◆ **DO THIS**
Using the listing below, report all lines holding the word "symbol".

◆ **TASK INPUTS**
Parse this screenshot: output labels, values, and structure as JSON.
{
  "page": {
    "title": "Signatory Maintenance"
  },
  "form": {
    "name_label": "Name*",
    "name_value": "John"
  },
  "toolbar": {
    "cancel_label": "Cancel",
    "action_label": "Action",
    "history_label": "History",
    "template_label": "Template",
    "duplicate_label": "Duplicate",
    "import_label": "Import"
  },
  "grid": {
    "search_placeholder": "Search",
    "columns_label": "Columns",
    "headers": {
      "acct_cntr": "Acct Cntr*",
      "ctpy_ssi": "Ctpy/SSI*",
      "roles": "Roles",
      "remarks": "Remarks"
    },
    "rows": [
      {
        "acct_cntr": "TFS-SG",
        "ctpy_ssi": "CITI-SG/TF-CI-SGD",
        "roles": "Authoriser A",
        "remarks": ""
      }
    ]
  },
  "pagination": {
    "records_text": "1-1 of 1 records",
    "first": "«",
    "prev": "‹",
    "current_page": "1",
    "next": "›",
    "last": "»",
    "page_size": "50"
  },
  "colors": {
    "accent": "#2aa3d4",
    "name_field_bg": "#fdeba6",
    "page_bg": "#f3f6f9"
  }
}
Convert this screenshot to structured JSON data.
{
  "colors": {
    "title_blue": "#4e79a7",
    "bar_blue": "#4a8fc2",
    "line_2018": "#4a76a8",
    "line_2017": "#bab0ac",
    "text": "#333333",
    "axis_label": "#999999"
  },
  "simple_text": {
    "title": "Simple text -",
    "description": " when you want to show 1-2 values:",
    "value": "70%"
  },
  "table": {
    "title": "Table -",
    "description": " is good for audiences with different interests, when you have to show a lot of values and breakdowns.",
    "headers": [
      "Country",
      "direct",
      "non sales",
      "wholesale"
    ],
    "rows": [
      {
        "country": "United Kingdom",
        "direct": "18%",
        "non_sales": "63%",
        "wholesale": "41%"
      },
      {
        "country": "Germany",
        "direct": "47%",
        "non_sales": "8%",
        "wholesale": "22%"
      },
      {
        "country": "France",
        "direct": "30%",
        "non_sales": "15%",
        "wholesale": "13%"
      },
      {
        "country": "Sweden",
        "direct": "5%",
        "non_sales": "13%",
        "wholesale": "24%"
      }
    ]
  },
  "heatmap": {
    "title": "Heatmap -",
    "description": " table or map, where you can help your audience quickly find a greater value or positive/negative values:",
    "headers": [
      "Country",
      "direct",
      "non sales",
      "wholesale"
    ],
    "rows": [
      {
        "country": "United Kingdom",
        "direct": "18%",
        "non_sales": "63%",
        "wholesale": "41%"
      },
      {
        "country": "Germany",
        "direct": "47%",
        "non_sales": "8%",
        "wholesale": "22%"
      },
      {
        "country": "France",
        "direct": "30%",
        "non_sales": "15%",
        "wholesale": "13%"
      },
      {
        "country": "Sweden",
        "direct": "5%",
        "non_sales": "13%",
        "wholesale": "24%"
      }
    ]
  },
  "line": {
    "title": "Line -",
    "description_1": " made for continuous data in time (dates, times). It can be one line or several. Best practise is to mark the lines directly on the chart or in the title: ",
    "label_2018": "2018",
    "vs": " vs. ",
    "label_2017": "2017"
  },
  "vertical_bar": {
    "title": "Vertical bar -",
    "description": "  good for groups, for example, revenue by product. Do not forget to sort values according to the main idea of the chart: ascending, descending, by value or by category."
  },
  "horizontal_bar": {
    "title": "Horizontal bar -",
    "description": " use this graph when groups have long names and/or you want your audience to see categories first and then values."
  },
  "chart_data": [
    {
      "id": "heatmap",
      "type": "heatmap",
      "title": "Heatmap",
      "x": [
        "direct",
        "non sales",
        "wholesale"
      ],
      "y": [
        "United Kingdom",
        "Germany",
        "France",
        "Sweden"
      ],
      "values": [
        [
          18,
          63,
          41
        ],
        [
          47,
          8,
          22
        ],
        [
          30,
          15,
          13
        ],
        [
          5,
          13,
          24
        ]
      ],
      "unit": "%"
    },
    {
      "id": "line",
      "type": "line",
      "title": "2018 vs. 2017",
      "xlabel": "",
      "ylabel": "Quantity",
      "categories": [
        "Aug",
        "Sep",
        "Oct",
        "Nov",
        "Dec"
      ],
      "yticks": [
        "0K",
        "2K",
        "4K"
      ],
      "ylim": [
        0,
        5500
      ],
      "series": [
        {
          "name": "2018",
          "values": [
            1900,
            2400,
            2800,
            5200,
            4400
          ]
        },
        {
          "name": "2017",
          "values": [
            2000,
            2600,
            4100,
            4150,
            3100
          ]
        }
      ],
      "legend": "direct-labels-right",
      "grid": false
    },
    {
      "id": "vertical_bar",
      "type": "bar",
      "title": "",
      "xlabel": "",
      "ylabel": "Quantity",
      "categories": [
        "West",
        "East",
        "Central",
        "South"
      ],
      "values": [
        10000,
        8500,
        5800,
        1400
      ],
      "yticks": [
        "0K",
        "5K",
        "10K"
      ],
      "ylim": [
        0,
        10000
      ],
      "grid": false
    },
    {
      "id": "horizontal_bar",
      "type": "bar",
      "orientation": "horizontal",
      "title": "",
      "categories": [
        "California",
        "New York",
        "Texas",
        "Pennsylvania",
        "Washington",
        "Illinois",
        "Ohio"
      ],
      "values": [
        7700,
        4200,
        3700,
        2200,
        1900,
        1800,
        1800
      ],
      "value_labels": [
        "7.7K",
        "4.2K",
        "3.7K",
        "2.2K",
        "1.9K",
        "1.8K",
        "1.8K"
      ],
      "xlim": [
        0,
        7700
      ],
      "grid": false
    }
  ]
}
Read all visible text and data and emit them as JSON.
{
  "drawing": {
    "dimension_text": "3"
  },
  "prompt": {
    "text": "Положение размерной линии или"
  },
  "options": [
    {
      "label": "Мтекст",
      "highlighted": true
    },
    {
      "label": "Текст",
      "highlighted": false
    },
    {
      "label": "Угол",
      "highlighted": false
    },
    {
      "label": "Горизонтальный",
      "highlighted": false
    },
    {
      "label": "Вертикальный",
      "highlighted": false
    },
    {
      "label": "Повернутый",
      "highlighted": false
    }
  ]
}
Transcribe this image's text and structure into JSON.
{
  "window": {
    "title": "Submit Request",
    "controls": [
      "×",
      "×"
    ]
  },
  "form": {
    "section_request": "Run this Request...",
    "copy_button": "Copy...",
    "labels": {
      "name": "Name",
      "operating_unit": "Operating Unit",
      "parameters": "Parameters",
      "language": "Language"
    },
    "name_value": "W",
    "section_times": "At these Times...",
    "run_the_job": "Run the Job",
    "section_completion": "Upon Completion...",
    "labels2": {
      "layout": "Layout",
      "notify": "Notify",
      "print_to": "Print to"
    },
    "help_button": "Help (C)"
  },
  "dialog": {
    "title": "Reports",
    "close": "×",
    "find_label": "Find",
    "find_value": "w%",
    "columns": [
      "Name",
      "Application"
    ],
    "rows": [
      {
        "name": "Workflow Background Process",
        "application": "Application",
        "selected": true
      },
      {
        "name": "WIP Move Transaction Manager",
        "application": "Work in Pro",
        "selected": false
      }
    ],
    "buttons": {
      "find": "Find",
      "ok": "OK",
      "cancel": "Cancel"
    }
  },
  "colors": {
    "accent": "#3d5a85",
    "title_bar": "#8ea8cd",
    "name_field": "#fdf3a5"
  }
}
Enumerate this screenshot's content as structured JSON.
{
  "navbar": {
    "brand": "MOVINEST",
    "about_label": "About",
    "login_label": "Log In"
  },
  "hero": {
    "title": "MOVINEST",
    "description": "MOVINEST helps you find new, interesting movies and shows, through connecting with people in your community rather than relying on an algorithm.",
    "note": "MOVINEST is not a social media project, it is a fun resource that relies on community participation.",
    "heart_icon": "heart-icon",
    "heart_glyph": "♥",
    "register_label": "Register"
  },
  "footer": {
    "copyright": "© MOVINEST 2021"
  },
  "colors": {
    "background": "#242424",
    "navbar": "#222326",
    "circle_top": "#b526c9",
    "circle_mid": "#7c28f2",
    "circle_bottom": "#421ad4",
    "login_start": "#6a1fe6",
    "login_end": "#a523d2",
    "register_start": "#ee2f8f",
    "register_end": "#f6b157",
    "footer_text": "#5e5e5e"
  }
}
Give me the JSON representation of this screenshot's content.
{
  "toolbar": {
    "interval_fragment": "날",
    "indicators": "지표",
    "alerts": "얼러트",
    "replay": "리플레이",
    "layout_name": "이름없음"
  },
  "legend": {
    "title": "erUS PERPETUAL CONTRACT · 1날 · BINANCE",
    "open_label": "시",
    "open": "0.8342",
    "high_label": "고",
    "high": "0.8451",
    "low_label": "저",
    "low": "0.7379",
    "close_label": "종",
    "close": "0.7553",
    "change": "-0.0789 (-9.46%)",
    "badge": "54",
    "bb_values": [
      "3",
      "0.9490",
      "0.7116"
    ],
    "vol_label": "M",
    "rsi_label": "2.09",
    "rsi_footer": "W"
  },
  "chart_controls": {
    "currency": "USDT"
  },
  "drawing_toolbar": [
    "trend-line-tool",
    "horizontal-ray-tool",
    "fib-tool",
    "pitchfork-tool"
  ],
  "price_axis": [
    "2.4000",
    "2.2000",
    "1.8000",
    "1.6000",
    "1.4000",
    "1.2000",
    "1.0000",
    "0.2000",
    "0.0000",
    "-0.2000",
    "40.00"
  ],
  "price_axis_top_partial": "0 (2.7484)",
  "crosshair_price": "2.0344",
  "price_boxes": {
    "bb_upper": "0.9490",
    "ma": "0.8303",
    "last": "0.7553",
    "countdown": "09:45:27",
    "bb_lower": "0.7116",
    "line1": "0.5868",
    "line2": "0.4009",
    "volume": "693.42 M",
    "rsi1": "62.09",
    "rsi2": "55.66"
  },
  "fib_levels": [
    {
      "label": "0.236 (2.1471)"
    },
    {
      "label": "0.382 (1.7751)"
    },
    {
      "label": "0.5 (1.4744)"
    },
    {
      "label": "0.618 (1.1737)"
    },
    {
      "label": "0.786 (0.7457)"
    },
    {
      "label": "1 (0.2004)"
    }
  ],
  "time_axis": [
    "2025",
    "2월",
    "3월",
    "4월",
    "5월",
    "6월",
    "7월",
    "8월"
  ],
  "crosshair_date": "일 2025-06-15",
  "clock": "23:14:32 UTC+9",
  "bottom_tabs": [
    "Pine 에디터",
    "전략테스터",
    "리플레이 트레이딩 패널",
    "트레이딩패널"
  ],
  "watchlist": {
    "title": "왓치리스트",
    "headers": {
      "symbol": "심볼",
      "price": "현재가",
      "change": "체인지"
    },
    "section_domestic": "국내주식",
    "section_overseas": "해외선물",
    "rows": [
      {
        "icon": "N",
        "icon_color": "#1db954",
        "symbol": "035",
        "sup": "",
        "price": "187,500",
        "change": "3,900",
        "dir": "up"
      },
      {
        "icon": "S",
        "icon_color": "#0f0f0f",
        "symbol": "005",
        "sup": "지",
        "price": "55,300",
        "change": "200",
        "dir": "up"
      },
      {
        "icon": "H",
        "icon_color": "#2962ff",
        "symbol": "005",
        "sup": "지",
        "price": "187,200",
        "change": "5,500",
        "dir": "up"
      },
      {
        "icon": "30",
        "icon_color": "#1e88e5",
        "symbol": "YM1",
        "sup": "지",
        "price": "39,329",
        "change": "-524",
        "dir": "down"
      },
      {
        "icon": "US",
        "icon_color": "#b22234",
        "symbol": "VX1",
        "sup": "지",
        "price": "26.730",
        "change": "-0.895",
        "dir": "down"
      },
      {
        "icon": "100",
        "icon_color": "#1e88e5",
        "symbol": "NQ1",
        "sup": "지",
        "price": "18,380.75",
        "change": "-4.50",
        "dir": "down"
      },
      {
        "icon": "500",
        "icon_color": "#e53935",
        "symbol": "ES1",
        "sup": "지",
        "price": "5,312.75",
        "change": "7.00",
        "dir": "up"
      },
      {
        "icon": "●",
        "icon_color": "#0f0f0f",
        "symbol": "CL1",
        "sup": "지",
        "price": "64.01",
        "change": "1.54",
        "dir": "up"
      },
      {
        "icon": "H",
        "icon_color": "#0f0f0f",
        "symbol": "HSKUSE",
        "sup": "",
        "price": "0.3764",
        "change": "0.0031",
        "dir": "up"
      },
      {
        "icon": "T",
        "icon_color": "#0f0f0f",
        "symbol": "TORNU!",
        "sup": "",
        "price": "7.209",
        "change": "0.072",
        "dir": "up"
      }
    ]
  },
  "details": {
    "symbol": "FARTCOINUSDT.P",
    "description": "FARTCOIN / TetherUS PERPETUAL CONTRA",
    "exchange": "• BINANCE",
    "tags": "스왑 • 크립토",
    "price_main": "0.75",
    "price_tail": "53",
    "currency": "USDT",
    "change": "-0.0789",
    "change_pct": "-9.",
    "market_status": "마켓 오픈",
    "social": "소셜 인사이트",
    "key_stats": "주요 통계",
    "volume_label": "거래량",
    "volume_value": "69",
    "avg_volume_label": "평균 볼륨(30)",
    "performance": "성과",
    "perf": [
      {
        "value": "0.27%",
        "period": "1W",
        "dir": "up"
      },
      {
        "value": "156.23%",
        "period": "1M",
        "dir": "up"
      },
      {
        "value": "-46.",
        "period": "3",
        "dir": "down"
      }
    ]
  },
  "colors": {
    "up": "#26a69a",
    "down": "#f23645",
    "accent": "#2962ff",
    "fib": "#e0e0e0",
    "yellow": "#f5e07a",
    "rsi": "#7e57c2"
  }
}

◆ **WRITTEN ANSWER**
      "symbol": "심볼",
        "symbol": "035",
        "symbol": "005",
        "symbol": "005",
        "symbol": "YM1",
        "symbol": "VX1",
        "symbol": "NQ1",
        "symbol": "ES1",
        "symbol": "CL1",
        "symbol": "HSKUSE",
        "symbol": "TORNU!",
    "symbol": "FARTCOINUSDT.P",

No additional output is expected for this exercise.